> _Instruction_
Return all lines where the word "style" can be found.

============================================================

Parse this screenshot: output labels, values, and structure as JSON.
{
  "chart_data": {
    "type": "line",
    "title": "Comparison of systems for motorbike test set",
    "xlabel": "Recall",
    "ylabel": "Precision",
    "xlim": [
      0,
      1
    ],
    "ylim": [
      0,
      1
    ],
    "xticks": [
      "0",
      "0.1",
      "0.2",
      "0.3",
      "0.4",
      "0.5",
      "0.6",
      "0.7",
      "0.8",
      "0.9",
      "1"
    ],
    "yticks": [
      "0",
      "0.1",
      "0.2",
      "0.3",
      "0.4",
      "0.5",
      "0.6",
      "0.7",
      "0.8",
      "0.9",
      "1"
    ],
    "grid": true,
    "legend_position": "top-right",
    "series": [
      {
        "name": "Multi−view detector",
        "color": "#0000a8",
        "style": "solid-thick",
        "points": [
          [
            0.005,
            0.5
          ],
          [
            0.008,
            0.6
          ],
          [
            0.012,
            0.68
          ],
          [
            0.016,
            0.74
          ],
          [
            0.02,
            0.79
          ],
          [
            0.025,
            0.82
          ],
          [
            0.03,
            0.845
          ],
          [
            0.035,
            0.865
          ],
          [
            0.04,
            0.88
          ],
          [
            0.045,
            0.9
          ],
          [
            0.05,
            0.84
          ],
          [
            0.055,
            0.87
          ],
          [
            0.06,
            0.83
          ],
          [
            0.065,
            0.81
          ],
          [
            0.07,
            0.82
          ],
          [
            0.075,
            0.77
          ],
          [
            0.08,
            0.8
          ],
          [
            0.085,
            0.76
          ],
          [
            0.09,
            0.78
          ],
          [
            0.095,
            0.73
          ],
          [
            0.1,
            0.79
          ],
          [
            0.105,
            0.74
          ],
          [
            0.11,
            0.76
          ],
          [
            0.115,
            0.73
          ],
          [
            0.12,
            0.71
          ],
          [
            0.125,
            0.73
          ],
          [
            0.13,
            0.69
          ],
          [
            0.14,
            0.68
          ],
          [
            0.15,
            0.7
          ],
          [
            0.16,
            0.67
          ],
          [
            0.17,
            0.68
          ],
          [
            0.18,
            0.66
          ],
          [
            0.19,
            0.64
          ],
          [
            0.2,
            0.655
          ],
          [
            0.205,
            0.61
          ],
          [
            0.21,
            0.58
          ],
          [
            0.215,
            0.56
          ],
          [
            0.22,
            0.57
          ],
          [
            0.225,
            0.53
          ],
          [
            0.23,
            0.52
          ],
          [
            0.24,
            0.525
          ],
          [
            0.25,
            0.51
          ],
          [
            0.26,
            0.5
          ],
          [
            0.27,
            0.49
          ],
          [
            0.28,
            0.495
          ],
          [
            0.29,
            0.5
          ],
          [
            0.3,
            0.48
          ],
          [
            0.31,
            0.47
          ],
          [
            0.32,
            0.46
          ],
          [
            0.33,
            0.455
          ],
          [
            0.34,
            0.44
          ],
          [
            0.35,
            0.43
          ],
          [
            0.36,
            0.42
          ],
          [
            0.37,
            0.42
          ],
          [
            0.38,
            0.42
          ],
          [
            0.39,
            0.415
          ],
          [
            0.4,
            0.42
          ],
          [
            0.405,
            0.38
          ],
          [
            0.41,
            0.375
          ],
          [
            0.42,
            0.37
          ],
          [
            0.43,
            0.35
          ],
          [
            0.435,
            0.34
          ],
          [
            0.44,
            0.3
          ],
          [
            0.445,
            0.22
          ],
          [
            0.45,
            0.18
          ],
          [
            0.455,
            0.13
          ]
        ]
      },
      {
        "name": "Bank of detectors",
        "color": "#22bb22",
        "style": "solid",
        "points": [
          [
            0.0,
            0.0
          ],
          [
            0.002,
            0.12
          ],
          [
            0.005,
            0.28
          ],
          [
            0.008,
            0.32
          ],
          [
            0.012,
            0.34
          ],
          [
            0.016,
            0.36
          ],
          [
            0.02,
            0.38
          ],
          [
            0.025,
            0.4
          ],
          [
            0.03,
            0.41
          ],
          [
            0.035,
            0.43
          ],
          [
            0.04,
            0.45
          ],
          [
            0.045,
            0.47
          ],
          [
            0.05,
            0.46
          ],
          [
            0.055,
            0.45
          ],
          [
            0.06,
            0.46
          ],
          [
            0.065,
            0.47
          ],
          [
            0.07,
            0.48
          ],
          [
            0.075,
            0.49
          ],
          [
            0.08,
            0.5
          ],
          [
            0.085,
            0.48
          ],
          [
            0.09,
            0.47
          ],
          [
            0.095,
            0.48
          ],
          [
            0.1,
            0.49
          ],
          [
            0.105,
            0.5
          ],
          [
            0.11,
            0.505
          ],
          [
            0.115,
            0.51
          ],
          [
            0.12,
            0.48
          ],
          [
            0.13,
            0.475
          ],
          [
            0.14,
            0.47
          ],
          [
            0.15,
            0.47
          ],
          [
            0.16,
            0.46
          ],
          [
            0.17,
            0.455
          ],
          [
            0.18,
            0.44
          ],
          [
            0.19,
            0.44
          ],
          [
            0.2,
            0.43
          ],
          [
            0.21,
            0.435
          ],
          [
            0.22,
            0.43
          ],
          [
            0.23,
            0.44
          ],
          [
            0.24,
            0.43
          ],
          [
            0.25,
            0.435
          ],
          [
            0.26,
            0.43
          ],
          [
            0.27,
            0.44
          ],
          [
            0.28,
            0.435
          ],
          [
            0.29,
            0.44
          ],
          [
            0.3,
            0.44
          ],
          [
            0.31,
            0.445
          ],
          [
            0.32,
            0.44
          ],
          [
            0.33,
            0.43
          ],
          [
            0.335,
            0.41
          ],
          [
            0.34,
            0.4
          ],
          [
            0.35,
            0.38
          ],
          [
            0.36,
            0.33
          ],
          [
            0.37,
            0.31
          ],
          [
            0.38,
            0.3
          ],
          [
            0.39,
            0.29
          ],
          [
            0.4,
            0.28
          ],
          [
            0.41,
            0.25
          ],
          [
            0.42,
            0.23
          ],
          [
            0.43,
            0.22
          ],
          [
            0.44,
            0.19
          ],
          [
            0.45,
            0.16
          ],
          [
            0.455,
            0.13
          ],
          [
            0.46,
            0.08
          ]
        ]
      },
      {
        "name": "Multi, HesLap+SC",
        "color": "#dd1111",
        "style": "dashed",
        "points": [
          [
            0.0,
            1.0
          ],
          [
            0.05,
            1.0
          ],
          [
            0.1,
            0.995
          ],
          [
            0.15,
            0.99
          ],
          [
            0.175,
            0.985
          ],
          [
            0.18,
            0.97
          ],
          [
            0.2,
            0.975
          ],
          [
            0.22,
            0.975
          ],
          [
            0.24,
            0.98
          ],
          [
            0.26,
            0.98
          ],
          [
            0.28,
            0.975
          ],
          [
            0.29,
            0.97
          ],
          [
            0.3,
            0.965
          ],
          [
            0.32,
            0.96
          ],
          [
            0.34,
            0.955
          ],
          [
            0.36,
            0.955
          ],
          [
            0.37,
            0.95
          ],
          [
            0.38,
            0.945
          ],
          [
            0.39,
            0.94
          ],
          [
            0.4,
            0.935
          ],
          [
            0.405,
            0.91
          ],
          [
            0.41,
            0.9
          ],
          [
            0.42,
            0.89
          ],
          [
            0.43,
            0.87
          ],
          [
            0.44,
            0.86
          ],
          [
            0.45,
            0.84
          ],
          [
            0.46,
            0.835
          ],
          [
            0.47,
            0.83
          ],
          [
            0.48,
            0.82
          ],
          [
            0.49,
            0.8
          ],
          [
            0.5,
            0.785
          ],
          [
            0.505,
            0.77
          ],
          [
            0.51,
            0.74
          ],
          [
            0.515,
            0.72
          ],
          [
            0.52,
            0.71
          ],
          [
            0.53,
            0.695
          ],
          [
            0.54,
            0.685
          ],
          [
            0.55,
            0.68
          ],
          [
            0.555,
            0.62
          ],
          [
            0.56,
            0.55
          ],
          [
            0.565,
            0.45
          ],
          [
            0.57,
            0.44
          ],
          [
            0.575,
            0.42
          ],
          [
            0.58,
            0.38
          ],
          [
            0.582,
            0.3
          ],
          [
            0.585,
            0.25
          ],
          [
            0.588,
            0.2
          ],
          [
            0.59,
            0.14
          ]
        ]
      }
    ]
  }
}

============================================================

> _Written answer_
        "style": "solid-thick",
        "style": "solid",
        "style": "dashed",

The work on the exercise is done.